_REQUIREMENT_. Update the part of the passage on U.S.-European tech deals that opens with the words "It's not the" and closes with "Piccadilly in London.", putting "first" in place of "inaugural".

_TEXT UNDER STUDY_.
########################################
Another sector benefitting from U.S.-European transactions is technology, media and telecommunications. For example, Microsoft Corp. (Nasdaq: MSFT) recently announced that it would buy Espoo, Finland-based Nokia Corp.'s devices and services business. The transaction is expected to close in 2014.
It's not the first time the Redmond, Wash.-based software giant has turned to Europe for targets. Another well-known example is Microsoft's 2011 acquisition of Internet communications provider Skype Global SA, based in Luxembourg, from an investor group led by PE firm Silver Lake of Menlo Park, Calif., for $8.5 billion in cash.
"We've found great technical talent in Europe," says Marc Brown, Microsoft's global head of M&A and strategic investments. Brown was one of roughly 200 dealmakers from all over the world who gathered recently at the Association for Corporate Growth's inaugural EuroGrowth 2013 conference, held at the Sheraton Park Lane Hotel Piccadilly in London.
For San Francisco-based PE firm Francisco Partners, opportunities have come from taking private several public tech companies in Europe, reports Matt Spetzler, a principal with the firm who works out of the London office.
One example is Kewill, a provider of transportation and logistics software based in Manchester, U.K., that Francisco took private in 2012. Under Francisco's ownership, Kewill recently completed the acquisition of the assets and subsidiaries of Hyderabad, India-headquartered Four Soft Ltd. The assets of Four Soft, including more than 500 employees, have transferred to Kewill, creating a business with revenues of $110 million and 7,500 customers across more than 100 countries, according to the company.
Unlike tech entrepreneurs in the U.S., the founders of tech companies in Europe don't necessarily have their sights set on going public, says Neville Davis (pictured), an executive who has led many technology companies in the U.K. and currently serves on the boards of IT companies Fourth, SecureData and Trustmarque.
########################################
_GIVEN RECORDS_.
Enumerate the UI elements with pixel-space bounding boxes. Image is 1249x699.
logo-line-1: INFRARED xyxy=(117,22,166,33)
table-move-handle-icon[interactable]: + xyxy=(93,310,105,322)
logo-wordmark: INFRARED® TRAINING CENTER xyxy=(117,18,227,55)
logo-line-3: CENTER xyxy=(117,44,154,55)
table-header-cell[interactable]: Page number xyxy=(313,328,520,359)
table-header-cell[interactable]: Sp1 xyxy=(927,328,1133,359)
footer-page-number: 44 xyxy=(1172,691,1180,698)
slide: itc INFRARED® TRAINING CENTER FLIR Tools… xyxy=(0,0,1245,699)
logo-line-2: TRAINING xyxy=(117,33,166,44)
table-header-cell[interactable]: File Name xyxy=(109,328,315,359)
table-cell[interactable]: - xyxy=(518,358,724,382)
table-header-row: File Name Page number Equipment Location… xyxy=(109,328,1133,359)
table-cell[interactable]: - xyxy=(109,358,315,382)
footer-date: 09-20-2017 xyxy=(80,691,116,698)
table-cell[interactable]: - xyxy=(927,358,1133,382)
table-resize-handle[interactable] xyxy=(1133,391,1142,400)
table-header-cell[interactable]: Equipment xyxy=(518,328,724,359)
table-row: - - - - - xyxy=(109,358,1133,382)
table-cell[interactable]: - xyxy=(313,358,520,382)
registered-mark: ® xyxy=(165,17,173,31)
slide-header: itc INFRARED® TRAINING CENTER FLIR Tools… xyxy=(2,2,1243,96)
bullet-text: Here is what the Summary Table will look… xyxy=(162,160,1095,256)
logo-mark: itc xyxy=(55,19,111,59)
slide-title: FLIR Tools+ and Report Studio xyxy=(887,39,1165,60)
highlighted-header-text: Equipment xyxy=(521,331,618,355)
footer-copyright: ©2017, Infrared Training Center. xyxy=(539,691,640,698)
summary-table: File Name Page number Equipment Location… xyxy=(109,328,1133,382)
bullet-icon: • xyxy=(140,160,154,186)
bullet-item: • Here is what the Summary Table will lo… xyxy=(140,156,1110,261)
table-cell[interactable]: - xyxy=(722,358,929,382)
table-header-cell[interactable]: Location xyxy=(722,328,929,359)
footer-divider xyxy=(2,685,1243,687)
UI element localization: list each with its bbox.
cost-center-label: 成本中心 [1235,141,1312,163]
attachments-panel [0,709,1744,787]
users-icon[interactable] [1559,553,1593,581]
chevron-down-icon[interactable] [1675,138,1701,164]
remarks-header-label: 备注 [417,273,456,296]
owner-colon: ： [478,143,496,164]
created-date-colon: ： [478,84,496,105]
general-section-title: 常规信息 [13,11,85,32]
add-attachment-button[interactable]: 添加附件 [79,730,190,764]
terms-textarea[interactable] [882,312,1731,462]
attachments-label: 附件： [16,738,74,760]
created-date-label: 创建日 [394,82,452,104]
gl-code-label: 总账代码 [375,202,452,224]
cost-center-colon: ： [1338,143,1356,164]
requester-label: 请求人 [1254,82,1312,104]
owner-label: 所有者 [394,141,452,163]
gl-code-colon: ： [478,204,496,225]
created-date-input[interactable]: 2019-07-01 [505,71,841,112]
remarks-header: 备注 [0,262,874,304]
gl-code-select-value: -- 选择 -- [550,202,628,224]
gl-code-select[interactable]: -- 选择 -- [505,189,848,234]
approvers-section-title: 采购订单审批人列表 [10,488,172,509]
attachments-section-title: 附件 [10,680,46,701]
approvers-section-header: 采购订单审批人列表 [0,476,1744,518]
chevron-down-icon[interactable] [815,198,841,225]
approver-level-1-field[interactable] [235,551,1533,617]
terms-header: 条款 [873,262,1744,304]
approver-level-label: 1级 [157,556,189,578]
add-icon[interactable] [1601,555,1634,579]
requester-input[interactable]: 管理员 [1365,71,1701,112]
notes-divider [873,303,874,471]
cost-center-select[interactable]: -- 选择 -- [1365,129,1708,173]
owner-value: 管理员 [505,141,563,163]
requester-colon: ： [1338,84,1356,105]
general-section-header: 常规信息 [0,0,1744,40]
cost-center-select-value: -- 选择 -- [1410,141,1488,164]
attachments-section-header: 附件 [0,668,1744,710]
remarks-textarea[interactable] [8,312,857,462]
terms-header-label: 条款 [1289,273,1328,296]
########################################
_ANSWER TO THE PROBLEM_.
It's not the first time the Redmond, Wash.-based software giant has turned to Europe for targets. Another well-known example is Microsoft's 2011 acquisition of Internet communications provider Skype Global SA, based in Luxembourg, from an investor group led by PE firm Silver Lake of Menlo Park, Calif., for $8.5 billion in cash.
"We've found great technical talent in Europe," says Marc Brown, Microsoft's global head of M&A and strategic investments. Brown was one of roughly 200 dealmakers from all over the world who gathered recently at the Association for Corporate Growth's first EuroGrowth 2013 conference, held at the Sheraton Park Lane Hotel Piccadilly in London.